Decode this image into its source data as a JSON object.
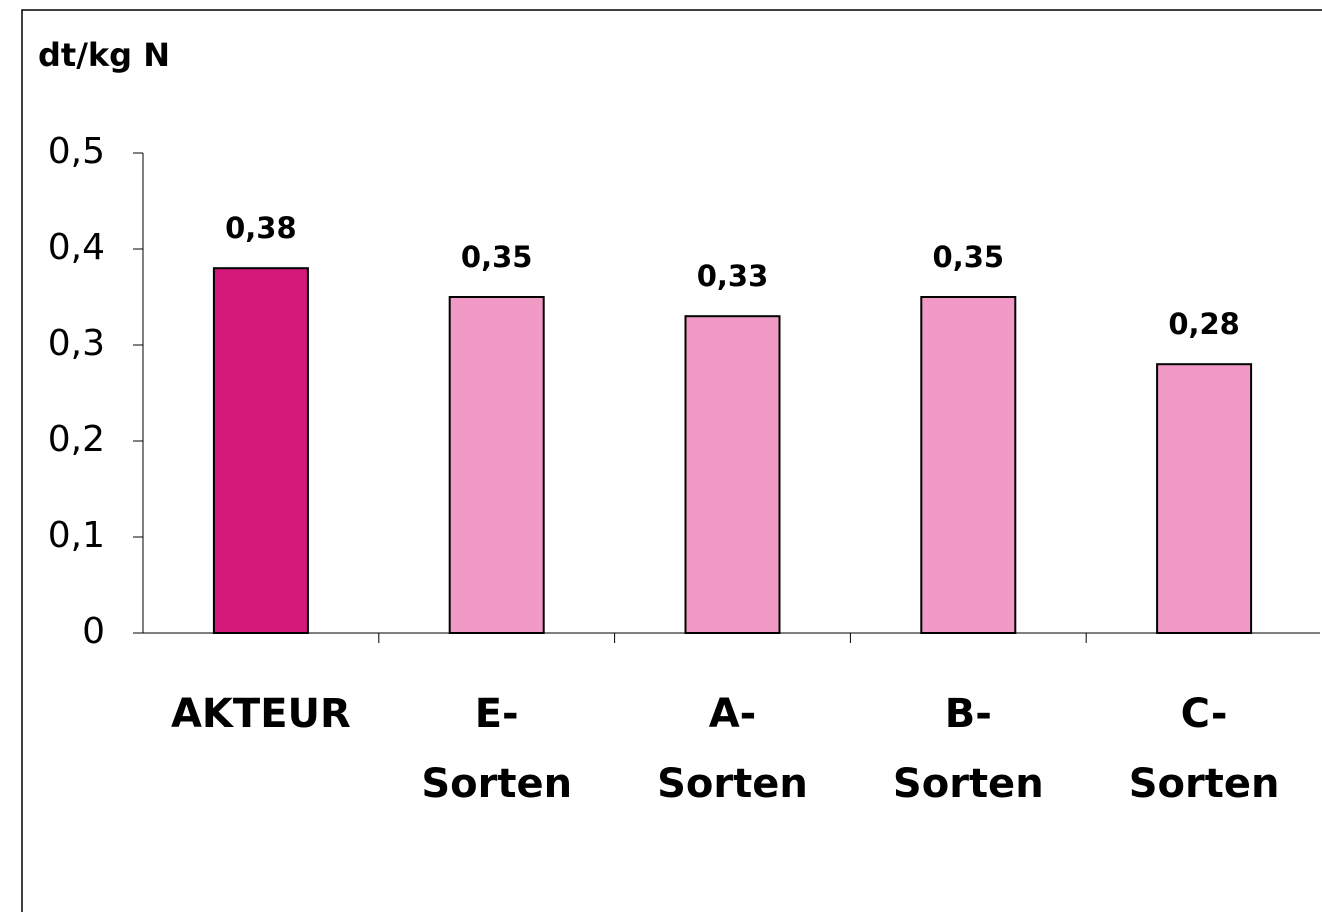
{
  "chart_data": {
    "type": "bar",
    "y_label": "dt/kg N",
    "categories": [
      "AKTEUR",
      "E-\nSorten",
      "A-\nSorten",
      "B-\nSorten",
      "C-\nSorten"
    ],
    "values": [
      0.38,
      0.35,
      0.33,
      0.35,
      0.28
    ],
    "value_labels": [
      "0,38",
      "0,35",
      "0,33",
      "0,35",
      "0,28"
    ],
    "colors": [
      "#d4197a",
      "#f29ac6",
      "#f29ac6",
      "#f29ac6",
      "#f29ac6"
    ],
    "ylim": [
      0,
      0.5
    ],
    "yticks": [
      0,
      {
        "value": 0.1,
        "label": "0,1"
      },
      {
        "value": 0.2,
        "label": "0,2"
      },
      {
        "value": 0.3,
        "label": "0,3"
      },
      {
        "value": 0.4,
        "label": "0,4"
      },
      {
        "value": 0.5,
        "label": "0,5"
      }
    ],
    "grid": false
  }
}
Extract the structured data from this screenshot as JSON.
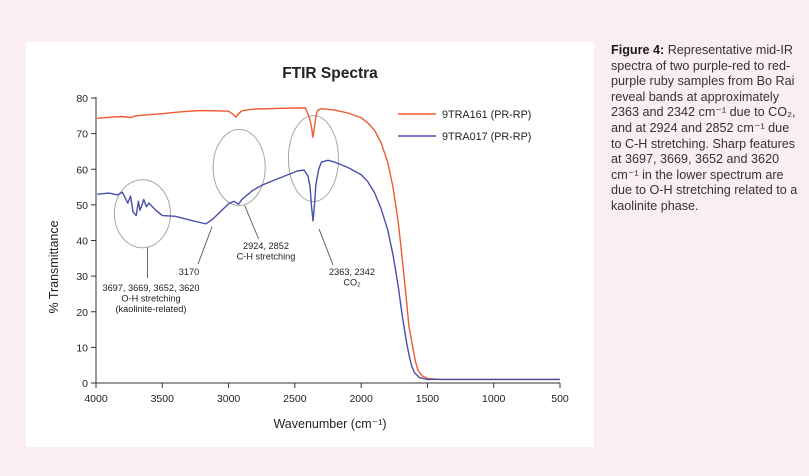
{
  "chart_data": {
    "type": "line",
    "title": "FTIR Spectra",
    "xlabel": "Wavenumber (cm⁻¹)",
    "ylabel": "% Transmittance",
    "xlim": [
      4000,
      500
    ],
    "ylim": [
      0,
      80
    ],
    "x_ticks": [
      4000,
      3500,
      3000,
      2500,
      2000,
      1500,
      1000,
      500
    ],
    "y_ticks": [
      0,
      10,
      20,
      30,
      40,
      50,
      60,
      70,
      80
    ],
    "grid": false,
    "legend_position": "top-right",
    "series": [
      {
        "name": "9TRA161 (PR-RP)",
        "color": "#ef5a33",
        "points": [
          [
            3990,
            74.3
          ],
          [
            3900,
            74.6
          ],
          [
            3800,
            74.8
          ],
          [
            3740,
            74.5
          ],
          [
            3700,
            75.0
          ],
          [
            3600,
            75.3
          ],
          [
            3500,
            75.6
          ],
          [
            3400,
            76.0
          ],
          [
            3300,
            76.3
          ],
          [
            3200,
            76.5
          ],
          [
            3100,
            76.4
          ],
          [
            3000,
            76.3
          ],
          [
            2960,
            75.2
          ],
          [
            2945,
            74.6
          ],
          [
            2924,
            75.6
          ],
          [
            2900,
            76.4
          ],
          [
            2852,
            76.7
          ],
          [
            2800,
            76.9
          ],
          [
            2700,
            77.0
          ],
          [
            2600,
            77.1
          ],
          [
            2500,
            77.2
          ],
          [
            2420,
            77.2
          ],
          [
            2390,
            74.5
          ],
          [
            2375,
            72.0
          ],
          [
            2363,
            69.0
          ],
          [
            2350,
            72.5
          ],
          [
            2342,
            74.5
          ],
          [
            2330,
            76.5
          ],
          [
            2300,
            77.0
          ],
          [
            2200,
            76.6
          ],
          [
            2100,
            75.8
          ],
          [
            2000,
            74.5
          ],
          [
            1950,
            73.0
          ],
          [
            1900,
            71.0
          ],
          [
            1850,
            67.5
          ],
          [
            1800,
            62.0
          ],
          [
            1760,
            55.0
          ],
          [
            1720,
            45.0
          ],
          [
            1690,
            35.0
          ],
          [
            1660,
            24.0
          ],
          [
            1640,
            16.0
          ],
          [
            1610,
            10.0
          ],
          [
            1590,
            6.0
          ],
          [
            1570,
            3.5
          ],
          [
            1540,
            2.0
          ],
          [
            1500,
            1.3
          ],
          [
            1400,
            1.0
          ],
          [
            1000,
            1.0
          ],
          [
            500,
            1.0
          ]
        ]
      },
      {
        "name": "9TRA017 (PR-RP)",
        "color": "#4a4fa8",
        "points": [
          [
            3990,
            53.0
          ],
          [
            3900,
            53.3
          ],
          [
            3840,
            52.8
          ],
          [
            3800,
            53.5
          ],
          [
            3760,
            50.5
          ],
          [
            3740,
            52.5
          ],
          [
            3720,
            48.0
          ],
          [
            3697,
            47.0
          ],
          [
            3680,
            51.0
          ],
          [
            3669,
            48.5
          ],
          [
            3652,
            50.0
          ],
          [
            3640,
            51.5
          ],
          [
            3620,
            49.5
          ],
          [
            3600,
            50.5
          ],
          [
            3550,
            48.5
          ],
          [
            3500,
            47.0
          ],
          [
            3400,
            46.8
          ],
          [
            3300,
            45.8
          ],
          [
            3200,
            44.9
          ],
          [
            3170,
            44.7
          ],
          [
            3120,
            46.0
          ],
          [
            3050,
            48.5
          ],
          [
            3000,
            50.3
          ],
          [
            2960,
            51.0
          ],
          [
            2924,
            50.2
          ],
          [
            2900,
            51.5
          ],
          [
            2852,
            53.0
          ],
          [
            2820,
            54.0
          ],
          [
            2750,
            55.5
          ],
          [
            2650,
            57.0
          ],
          [
            2550,
            58.5
          ],
          [
            2480,
            59.5
          ],
          [
            2430,
            59.8
          ],
          [
            2400,
            58.0
          ],
          [
            2385,
            55.0
          ],
          [
            2375,
            50.0
          ],
          [
            2363,
            45.5
          ],
          [
            2352,
            50.0
          ],
          [
            2342,
            55.5
          ],
          [
            2320,
            60.0
          ],
          [
            2300,
            62.0
          ],
          [
            2250,
            62.5
          ],
          [
            2200,
            62.0
          ],
          [
            2100,
            60.5
          ],
          [
            2000,
            58.5
          ],
          [
            1950,
            56.5
          ],
          [
            1900,
            53.5
          ],
          [
            1850,
            49.0
          ],
          [
            1800,
            43.0
          ],
          [
            1760,
            36.0
          ],
          [
            1720,
            27.0
          ],
          [
            1690,
            19.0
          ],
          [
            1660,
            12.0
          ],
          [
            1640,
            8.0
          ],
          [
            1620,
            5.0
          ],
          [
            1600,
            3.0
          ],
          [
            1560,
            1.5
          ],
          [
            1500,
            1.0
          ],
          [
            1000,
            1.0
          ],
          [
            500,
            1.0
          ]
        ]
      }
    ],
    "annotations": {
      "oh": {
        "lines": [
          "3697, 3669, 3652, 3620",
          "O-H stretching",
          "(kaolinite-related)"
        ]
      },
      "band3170": {
        "lines": [
          "3170"
        ]
      },
      "ch": {
        "lines": [
          "2924, 2852",
          "C-H stretching"
        ]
      },
      "co2": {
        "lines": [
          "2363, 2342",
          "CO₂"
        ]
      }
    }
  },
  "caption": {
    "label": "Figure 4:",
    "text": "Representative mid-IR spectra of two purple-red to red-purple ruby samples from Bo Rai reveal bands at approximately 2363 and 2342 cm⁻¹ due to CO₂, and at 2924 and 2852 cm⁻¹ due to C-H stretching. Sharp features at 3697, 3669, 3652 and 3620 cm⁻¹ in the lower spectrum are due to O-H stretching related to a kaolinite phase."
  }
}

☆ ☆ ☆ ☆ ☆

• _Problem to solve_
Transcribe the material exactly, keeping every word and none of the pictures.

• _The solution_
Decode this image into its source data as a JSON object.
{
  "chart_data": {
    "type": "bar",
    "y_label": "dt/kg N",
    "categories": [
      "AKTEUR",
      "E-\nSorten",
      "A-\nSorten",
      "B-\nSorten",
      "C-\nSorten"
    ],
    "values": [
      0.38,
      0.35,
      0.33,
      0.35,
      0.28
    ],
    "value_labels": [
      "0,38",
      "0,35",
      "0,33",
      "0,35",
      "0,28"
    ],
    "colors": [
      "#d4197a",
      "#f29ac6",
      "#f29ac6",
      "#f29ac6",
      "#f29ac6"
    ],
    "ylim": [
      0,
      0.5
    ],
    "yticks": [
      0,
      {
        "value": 0.1,
        "label": "0,1"
      },
      {
        "value": 0.2,
        "label": "0,2"
      },
      {
        "value": 0.3,
        "label": "0,3"
      },
      {
        "value": 0.4,
        "label": "0,4"
      },
      {
        "value": 0.5,
        "label": "0,5"
      }
    ],
    "grid": false
  }
}
Extract the structured data from this screenshot as JSON.
{
  "chart_data": {
    "type": "line",
    "title": "FTIR Spectra",
    "xlabel": "Wavenumber (cm⁻¹)",
    "ylabel": "% Transmittance",
    "xlim": [
      4000,
      500
    ],
    "ylim": [
      0,
      80
    ],
    "x_ticks": [
      4000,
      3500,
      3000,
      2500,
      2000,
      1500,
      1000,
      500
    ],
    "y_ticks": [
      0,
      10,
      20,
      30,
      40,
      50,
      60,
      70,
      80
    ],
    "grid": false,
    "legend_position": "top-right",
    "series": [
      {
        "name": "9TRA161 (PR-RP)",
        "color": "#ef5a33",
        "points": [
          [
            3990,
            74.3
          ],
          [
            3900,
            74.6
          ],
          [
            3800,
            74.8
          ],
          [
            3740,
            74.5
          ],
          [
            3700,
            75.0
          ],
          [
            3600,
            75.3
          ],
          [
            3500,
            75.6
          ],
          [
            3400,
            76.0
          ],
          [
            3300,
            76.3
          ],
          [
            3200,
            76.5
          ],
          [
            3100,
            76.4
          ],
          [
            3000,
            76.3
          ],
          [
            2960,
            75.2
          ],
          [
            2945,
            74.6
          ],
          [
            2924,
            75.6
          ],
          [
            2900,
            76.4
          ],
          [
            2852,
            76.7
          ],
          [
            2800,
            76.9
          ],
          [
            2700,
            77.0
          ],
          [
            2600,
            77.1
          ],
          [
            2500,
            77.2
          ],
          [
            2420,
            77.2
          ],
          [
            2390,
            74.5
          ],
          [
            2375,
            72.0
          ],
          [
            2363,
            69.0
          ],
          [
            2350,
            72.5
          ],
          [
            2342,
            74.5
          ],
          [
            2330,
            76.5
          ],
          [
            2300,
            77.0
          ],
          [
            2200,
            76.6
          ],
          [
            2100,
            75.8
          ],
          [
            2000,
            74.5
          ],
          [
            1950,
            73.0
          ],
          [
            1900,
            71.0
          ],
          [
            1850,
            67.5
          ],
          [
            1800,
            62.0
          ],
          [
            1760,
            55.0
          ],
          [
            1720,
            45.0
          ],
          [
            1690,
            35.0
          ],
          [
            1660,
            24.0
          ],
          [
            1640,
            16.0
          ],
          [
            1610,
            10.0
          ],
          [
            1590,
            6.0
          ],
          [
            1570,
            3.5
          ],
          [
            1540,
            2.0
          ],
          [
            1500,
            1.3
          ],
          [
            1400,
            1.0
          ],
          [
            1000,
            1.0
          ],
          [
            500,
            1.0
          ]
        ]
      },
      {
        "name": "9TRA017 (PR-RP)",
        "color": "#4a4fa8",
        "points": [
          [
            3990,
            53.0
          ],
          [
            3900,
            53.3
          ],
          [
            3840,
            52.8
          ],
          [
            3800,
            53.5
          ],
          [
            3760,
            50.5
          ],
          [
            3740,
            52.5
          ],
          [
            3720,
            48.0
          ],
          [
            3697,
            47.0
          ],
          [
            3680,
            51.0
          ],
          [
            3669,
            48.5
          ],
          [
            3652,
            50.0
          ],
          [
            3640,
            51.5
          ],
          [
            3620,
            49.5
          ],
          [
            3600,
            50.5
          ],
          [
            3550,
            48.5
          ],
          [
            3500,
            47.0
          ],
          [
            3400,
            46.8
          ],
          [
            3300,
            45.8
          ],
          [
            3200,
            44.9
          ],
          [
            3170,
            44.7
          ],
          [
            3120,
            46.0
          ],
          [
            3050,
            48.5
          ],
          [
            3000,
            50.3
          ],
          [
            2960,
            51.0
          ],
          [
            2924,
            50.2
          ],
          [
            2900,
            51.5
          ],
          [
            2852,
            53.0
          ],
          [
            2820,
            54.0
          ],
          [
            2750,
            55.5
          ],
          [
            2650,
            57.0
          ],
          [
            2550,
            58.5
          ],
          [
            2480,
            59.5
          ],
          [
            2430,
            59.8
          ],
          [
            2400,
            58.0
          ],
          [
            2385,
            55.0
          ],
          [
            2375,
            50.0
          ],
          [
            2363,
            45.5
          ],
          [
            2352,
            50.0
          ],
          [
            2342,
            55.5
          ],
          [
            2320,
            60.0
          ],
          [
            2300,
            62.0
          ],
          [
            2250,
            62.5
          ],
          [
            2200,
            62.0
          ],
          [
            2100,
            60.5
          ],
          [
            2000,
            58.5
          ],
          [
            1950,
            56.5
          ],
          [
            1900,
            53.5
          ],
          [
            1850,
            49.0
          ],
          [
            1800,
            43.0
          ],
          [
            1760,
            36.0
          ],
          [
            1720,
            27.0
          ],
          [
            1690,
            19.0
          ],
          [
            1660,
            12.0
          ],
          [
            1640,
            8.0
          ],
          [
            1620,
            5.0
          ],
          [
            1600,
            3.0
          ],
          [
            1560,
            1.5
          ],
          [
            1500,
            1.0
          ],
          [
            1000,
            1.0
          ],
          [
            500,
            1.0
          ]
        ]
      }
    ],
    "annotations": {
      "oh": {
        "lines": [
          "3697, 3669, 3652, 3620",
          "O-H stretching",
          "(kaolinite-related)"
        ]
      },
      "band3170": {
        "lines": [
          "3170"
        ]
      },
      "ch": {
        "lines": [
          "2924, 2852",
          "C-H stretching"
        ]
      },
      "co2": {
        "lines": [
          "2363, 2342",
          "CO₂"
        ]
      }
    }
  },
  "caption": {
    "label": "Figure 4:",
    "text": "Representative mid-IR spectra of two purple-red to red-purple ruby samples from Bo Rai reveal bands at approximately 2363 and 2342 cm⁻¹ due to CO₂, and at 2924 and 2852 cm⁻¹ due to C-H stretching. Sharp features at 3697, 3669, 3652 and 3620 cm⁻¹ in the lower spectrum are due to O-H stretching related to a kaolinite phase."
  }
}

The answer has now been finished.